Data excerpts:
╔══

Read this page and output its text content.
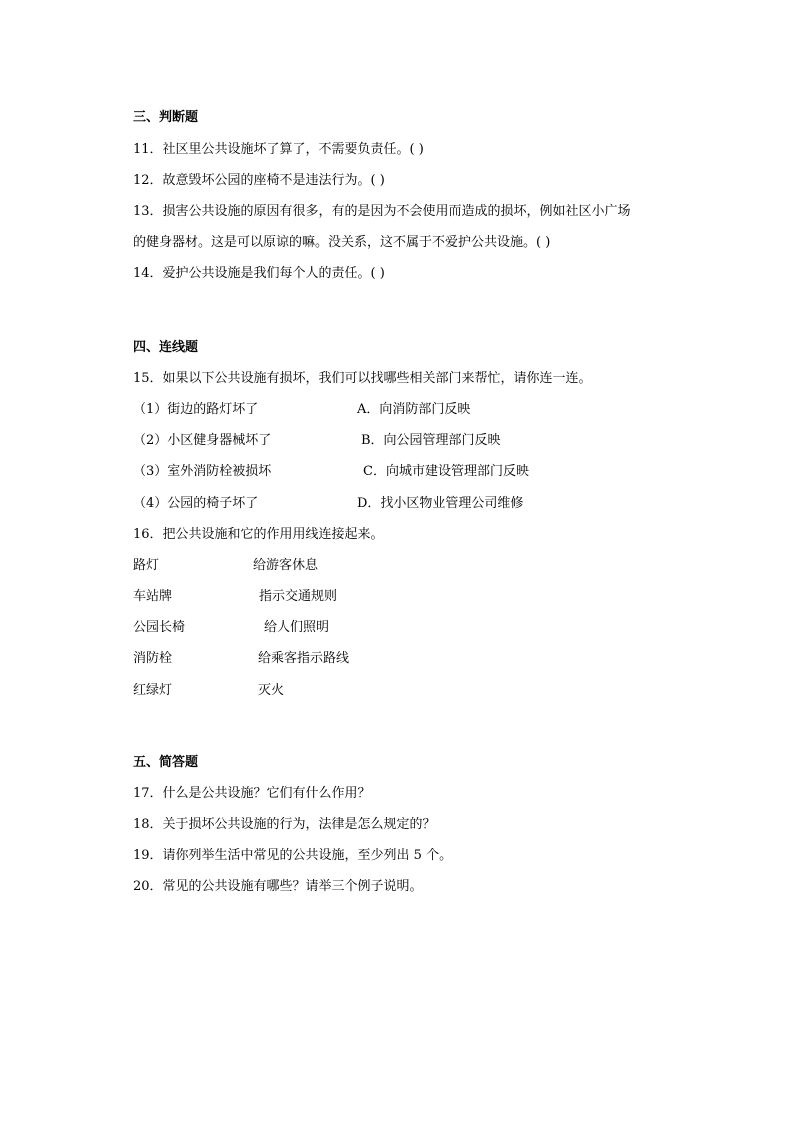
三、判断题
11．社区里公共设施坏了算了，不需要负责任。( )
12．故意毁坏公园的座椅不是违法行为。( )
13．损害公共设施的原因有很多，有的是因为不会使用而造成的损坏，例如社区小广场
的健身器材。这是可以原谅的嘛。没关系，这不属于不爱护公共设施。( )
14．爱护公共设施是我们每个人的责任。( )
四、连线题
15．如果以下公共设施有损坏，我们可以找哪些相关部门来帮忙，请你连一连。
（1）街边的路灯坏了	A．向消防部门反映
（2）小区健身器械坏了	B．向公园管理部门反映
（3）室外消防栓被损坏	C．向城市建设管理部门反映
（4）公园的椅子坏了	D．找小区物业管理公司维修
16．把公共设施和它的作用用线连接起来。
路灯	给游客休息
车站牌	指示交通规则
公园长椅	给人们照明
消防栓	给乘客指示路线
红绿灯	灭火
五、简答题
17．什么是公共设施？它们有什么作用？
18．关于损坏公共设施的行为，法律是怎么规定的？
19．请你列举生活中常见的公共设施，至少列出 5 个。
20．常见的公共设施有哪些？请举三个例子说明。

╚══

Set task: Print each entry shown above with exact wording and no pictures.

Exercise solution:
Read this page and output its text content.
三、判断题
11．社区里公共设施坏了算了，不需要负责任。( )
12．故意毁坏公园的座椅不是违法行为。( )
13．损害公共设施的原因有很多，有的是因为不会使用而造成的损坏，例如社区小广场
的健身器材。这是可以原谅的嘛。没关系，这不属于不爱护公共设施。( )
14．爱护公共设施是我们每个人的责任。( )
四、连线题
15．如果以下公共设施有损坏，我们可以找哪些相关部门来帮忙，请你连一连。
（1）街边的路灯坏了	A．向消防部门反映
（2）小区健身器械坏了	B．向公园管理部门反映
（3）室外消防栓被损坏	C．向城市建设管理部门反映
（4）公园的椅子坏了	D．找小区物业管理公司维修
16．把公共设施和它的作用用线连接起来。
路灯	给游客休息
车站牌	指示交通规则
公园长椅	给人们照明
消防栓	给乘客指示路线
红绿灯	灭火
五、简答题
17．什么是公共设施？它们有什么作用？
18．关于损坏公共设施的行为，法律是怎么规定的？
19．请你列举生活中常见的公共设施，至少列出 5 个。
20．常见的公共设施有哪些？请举三个例子说明。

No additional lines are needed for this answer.